What is required: Copy the data below line for line without changing anything, but leave the picture out.

═══ Material shown

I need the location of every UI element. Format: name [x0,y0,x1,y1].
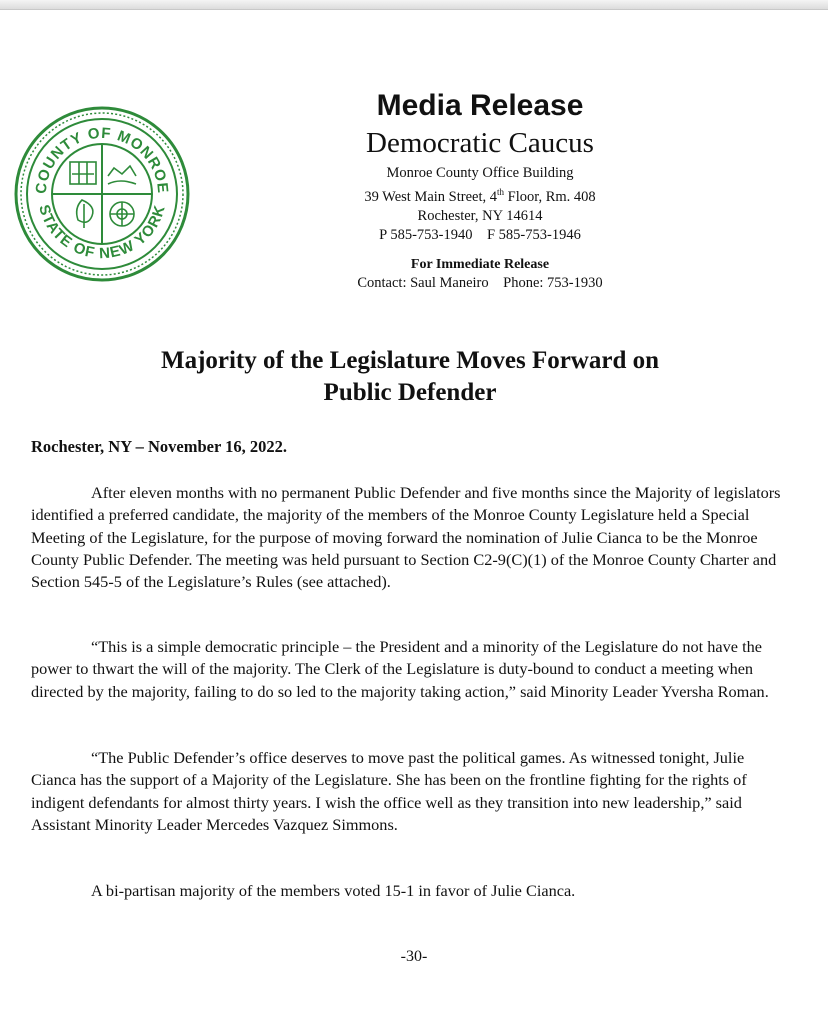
paragraph-3: “The Public Defender’s office deserves to move past the political games. As witnessed tonight, Julie Cianca has the support of a Majority of the Legislature. She has been on the frontline fighting for the rights of indigent defendants for almost thirty years. I wish the office well as they transition into new leadership,” said Assistant Minority Leader Mercedes Vazquez Simmons. [31,748,747,834]
paragraph-4: A bi-partisan majority of the members voted 15-1 in favor of Julie Cianca. [91,881,576,900]
headline-line-2: Public Defender [323,379,497,406]
window-top-bar [0,0,828,10]
monroe-county-seal-icon [12,104,192,284]
end-mark: -30- [400,948,428,965]
paragraph-1: After eleven months with no permanent Public Defender and five months since the Majority of legislators identified a preferred candidate, the majority of the members of the Monroe County Legislature held a Special Meeting of the Legislature, for the purpose of moving forward the nomination of Julie Cianca to be the Monroe County Public Defender. The meeting was held pursuant to Section C2-9(C)(1) of the Monroe County Charter and Section 545-5 of the Legislature’s Rules (see attached). [31,483,781,592]
dateline: Rochester, NY – November 16, 2022. [31,437,288,456]
caucus-name: Democratic Caucus [366,127,594,159]
headline [60,345,760,409]
city-line: Rochester, NY 14614 [417,207,543,224]
release-header [300,86,660,293]
seal-bottom-text: STATE OF NEW YORK [35,202,169,263]
media-release-title: Media Release [376,89,584,122]
phone-fax-line: P 585-753-1940 F 585-753-1946 [379,226,581,243]
for-immediate-release: For Immediate Release [410,256,550,272]
paragraph-2: “This is a simple democratic principle – the President and a minority of the Legislature do not have the power to thwart the will of the majority. The Clerk of the Legislature is duty-bound to conduct a meeting when directed by the majority, failing to do so led to the majority taking action,” said Minority Leader Yversha Roman. [31,637,769,701]
street-address: 39 West Main Street, 4th Floor, Rm. 408 [364,187,596,205]
building-name: Monroe County Office Building [386,165,574,181]
headline-line-1: Majority of the Legislature Moves Forward on [160,347,660,374]
seal-top-text: COUNTY OF MONROE [32,124,172,195]
contact-line: Contact: Saul Maneiro Phone: 753-1930 [357,274,603,291]
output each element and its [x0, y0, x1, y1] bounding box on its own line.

══════

Written answer:
I need the location of every UI element. Format: name [x0,y0,x1,y1].
paragraph-3: “The Public Defender’s office deserves to move past the political games. As witnessed tonight, Julie Cianca has the support of a Majority of the Legislature. She has been on the frontline fighting for the rights of indigent defendants for almost thirty years. I wish the office well as they transition into new leadership,” said Assistant Minority Leader Mercedes Vazquez Simmons. [31,748,747,834]
paragraph-4: A bi-partisan majority of the members voted 15-1 in favor of Julie Cianca. [91,881,576,900]
headline-line-2: Public Defender [323,379,497,406]
window-top-bar [0,0,828,10]
monroe-county-seal-icon [12,104,192,284]
end-mark: -30- [400,948,428,965]
paragraph-1: After eleven months with no permanent Public Defender and five months since the Majority of legislators identified a preferred candidate, the majority of the members of the Monroe County Legislature held a Special Meeting of the Legislature, for the purpose of moving forward the nomination of Julie Cianca to be the Monroe County Public Defender. The meeting was held pursuant to Section C2-9(C)(1) of the Monroe County Charter and Section 545-5 of the Legislature’s Rules (see attached). [31,483,781,592]
dateline: Rochester, NY – November 16, 2022. [31,437,288,456]
caucus-name: Democratic Caucus [366,127,594,159]
headline [60,345,760,409]
city-line: Rochester, NY 14614 [417,207,543,224]
release-header [300,86,660,293]
seal-bottom-text: STATE OF NEW YORK [35,202,169,263]
media-release-title: Media Release [376,89,584,122]
phone-fax-line: P 585-753-1940 F 585-753-1946 [379,226,581,243]
for-immediate-release: For Immediate Release [410,256,550,272]
paragraph-2: “This is a simple democratic principle – the President and a minority of the Legislature do not have the power to thwart the will of the majority. The Clerk of the Legislature is duty-bound to conduct a meeting when directed by the majority, failing to do so led to the majority taking action,” said Minority Leader Yversha Roman. [31,637,769,701]
street-address: 39 West Main Street, 4th Floor, Rm. 408 [364,187,596,205]
building-name: Monroe County Office Building [386,165,574,181]
headline-line-1: Majority of the Legislature Moves Forward on [160,347,660,374]
seal-top-text: COUNTY OF MONROE [32,124,172,195]
contact-line: Contact: Saul Maneiro Phone: 753-1930 [357,274,603,291]
output each element and its [x0, y0, x1, y1] bounding box on its own line.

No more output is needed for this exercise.